• [Brief]:
Print out every line, exactly as written.

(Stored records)

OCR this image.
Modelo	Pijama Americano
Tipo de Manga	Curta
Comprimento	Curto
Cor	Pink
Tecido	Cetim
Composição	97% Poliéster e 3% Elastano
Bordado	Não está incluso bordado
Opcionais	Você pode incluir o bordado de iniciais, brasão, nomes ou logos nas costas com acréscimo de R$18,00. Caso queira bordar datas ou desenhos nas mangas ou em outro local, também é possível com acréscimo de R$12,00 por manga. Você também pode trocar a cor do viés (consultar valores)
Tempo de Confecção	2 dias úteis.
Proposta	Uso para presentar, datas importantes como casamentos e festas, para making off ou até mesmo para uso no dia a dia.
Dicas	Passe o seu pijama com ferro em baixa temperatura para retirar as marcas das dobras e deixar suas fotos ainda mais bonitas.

• [Solution for this task]:
OCR this image.
Modelo	Pijama Americano
Tipo de Manga	Curta
Comprimento	Curto
Cor	Pink
Tecido	Cetim
Composição	97% Poliéster e 3% Elastano
Bordado	Não está incluso bordado
Opcionais	Você pode incluir o bordado de iniciais, brasão, nomes ou logos nas costas com acréscimo de R$18,00. Caso queira bordar datas ou desenhos nas mangas ou em outro local, também é possível com acréscimo de R$12,00 por manga. Você também pode trocar a cor do viés (consultar valores)
Tempo de Confecção	2 dias úteis.
Proposta	Uso para presentar, datas importantes como casamentos e festas, para making off ou até mesmo para uso no dia a dia.
Dicas	Passe o seu pijama com ferro em baixa temperatura para retirar as marcas das dobras e deixar suas fotos ainda mais bonitas.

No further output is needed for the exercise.